EXTRACT —
--- --- ---

The truncated, flooded adaptive landscape therefore generates a ‘slice’ of landscape that is feasible for exploration.
Internal Combustion Engine Feature Modelling
Internal combustion (IC) engines are capital intensive products, with a long product production lifecycle. Over the production life of an engine, many changes in geometry may be necessary to cope with changing requirements to meet new standards, customer feature and performance expectations and to respond to market drivers, such as new competition.
Investigations into the investments required into engine production facilities and tooling show costs in the £80-250m range for automotive applications. The tooling and equipment for large scale engine production is usually dedicated to the production of fixed product geometry. Building in flexibility adds considerable cost (15-30% additional cost) which manufacturers are reluctant spend if there is not a good rationale justifying the expenditure. This flexibility is to adapt the product to often ill-defined changes 5-10 years after production has started, 8-12 years after the geometry for the product may first have been defined during the concept design stage of the products life.
Truncated, flooded adaptive landscapes allow the designer to understand the sensitivity to geometry change, whilst considering feasible solutions. By defining TFAL landscapes for key geometric attributes of engine designs, degrees of uncertain, but reasonably expected geometry change can be considered.
As the exact geometry changes that may be required at some distant point in time are unknown, a probabilistic approach to assessing the requirements is used.
Figure 2 shows the design process developed. Heuristics derived from similar prior engine life histories are generated. These are used to moderate the requirements for the new product, generating a set of inputs into a multi-criteria decision making process. The outcome of this initial optimization stage is to define an adaptive landscape – a design space within which further optimization can occur.
Applying a probabilistic approach to expected changes and its sensitivity to adaption, a modified truncated, flooded adaptive landscape is produced (TFAL).
The TFAL solution space is used to select appropriately robust geometry to move forward into embodiment design.
The robustness of the TFAL model defines what variants in product geometry are possible without additional capital equipment and tooling changes (on the truncated plateau) and which are feasible, but may require further investment (on the landscape slopes). It also clearly defines infeasible solution sets (the flooded plane) that would require a new engine program or major reinvestments to satisfy.
Application of the TFAL Model
The application of the TFAL model can be seen in Figure 3. Here an adaptive landscape has been generated based on benchmarking data of existing engine designs and provisional analysis of feasible zones based on known geometry limitations and manufacturing constraints. Input data from competitor benchmarking, current product offerings and concept analysis is usually sparse. A 3D surface for the adaptive landscape is generated from a point set which may only consist of 5-8 data points. The validity of this surface is checked against known feasible solutions using datasets with 200-300 data points from benchmark data.

--- --- ---

YOUR TASKS —
A. Using the extract, answer:
(i) What range of investment costs is given for engine production facilities and tooling in automotive applications?
(ii) How many data points may the point set used to generate the 3D adaptive landscape surface consist of?
(iii) In the TFAL model, which part of the landscape represents infeasible solution sets?
B. Rename "designer" as "engineer" and write out everything in the extract from "Truncated, flooded adaptive landscapes" down to "optimization can occur.".
The data that follows was taken from a separate source.

Page segmentation data

--- --- ---

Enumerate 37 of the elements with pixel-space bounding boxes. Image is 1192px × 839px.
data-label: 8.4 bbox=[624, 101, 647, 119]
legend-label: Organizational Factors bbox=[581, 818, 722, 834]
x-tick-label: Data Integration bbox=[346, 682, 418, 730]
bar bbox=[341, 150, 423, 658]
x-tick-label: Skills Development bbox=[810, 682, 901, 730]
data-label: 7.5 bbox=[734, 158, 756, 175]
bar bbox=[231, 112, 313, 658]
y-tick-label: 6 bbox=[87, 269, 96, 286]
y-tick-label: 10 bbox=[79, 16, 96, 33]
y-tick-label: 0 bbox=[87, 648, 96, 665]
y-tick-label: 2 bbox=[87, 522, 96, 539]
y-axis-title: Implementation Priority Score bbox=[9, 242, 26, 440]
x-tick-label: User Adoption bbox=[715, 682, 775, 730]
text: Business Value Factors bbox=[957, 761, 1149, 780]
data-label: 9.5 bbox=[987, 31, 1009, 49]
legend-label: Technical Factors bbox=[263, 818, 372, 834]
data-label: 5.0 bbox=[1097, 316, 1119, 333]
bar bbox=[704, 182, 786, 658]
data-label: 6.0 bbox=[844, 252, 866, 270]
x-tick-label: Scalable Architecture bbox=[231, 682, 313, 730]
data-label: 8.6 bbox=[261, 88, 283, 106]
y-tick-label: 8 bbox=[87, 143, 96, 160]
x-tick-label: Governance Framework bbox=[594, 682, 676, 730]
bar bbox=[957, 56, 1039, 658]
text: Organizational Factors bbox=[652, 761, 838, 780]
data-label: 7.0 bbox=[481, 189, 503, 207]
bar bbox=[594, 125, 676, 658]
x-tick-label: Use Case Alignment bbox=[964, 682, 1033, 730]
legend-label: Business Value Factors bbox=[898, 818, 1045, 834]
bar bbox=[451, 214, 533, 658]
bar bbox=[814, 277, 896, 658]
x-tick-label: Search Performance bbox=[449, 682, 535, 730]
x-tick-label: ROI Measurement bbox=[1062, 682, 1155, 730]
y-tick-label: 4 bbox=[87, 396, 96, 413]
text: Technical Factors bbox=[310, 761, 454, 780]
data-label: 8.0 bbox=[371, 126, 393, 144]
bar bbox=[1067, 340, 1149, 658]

--- --- ---

ANSWERS FOR EACH ITEM —
A.
(i) £80-250m
(ii) 5-8 data points
(iii) The flooded plane

B.
Truncated, flooded adaptive landscapes allow the engineer to understand the sensitivity to geometry change, whilst considering feasible solutions. By defining TFAL landscapes for key geometric attributes of engine designs, degrees of uncertain, but reasonably expected geometry change can be considered.
As the exact geometry changes that may be required at some distant point in time are unknown, a probabilistic approach to assessing the requirements is used.
Figure 2 shows the design process developed. Heuristics derived from similar prior engine life histories are generated. These are used to moderate the requirements for the new product, generating a set of inputs into a multi-criteria decision making process. The outcome of this initial optimization stage is to define an adaptive landscape – a design space within which further optimization can occur.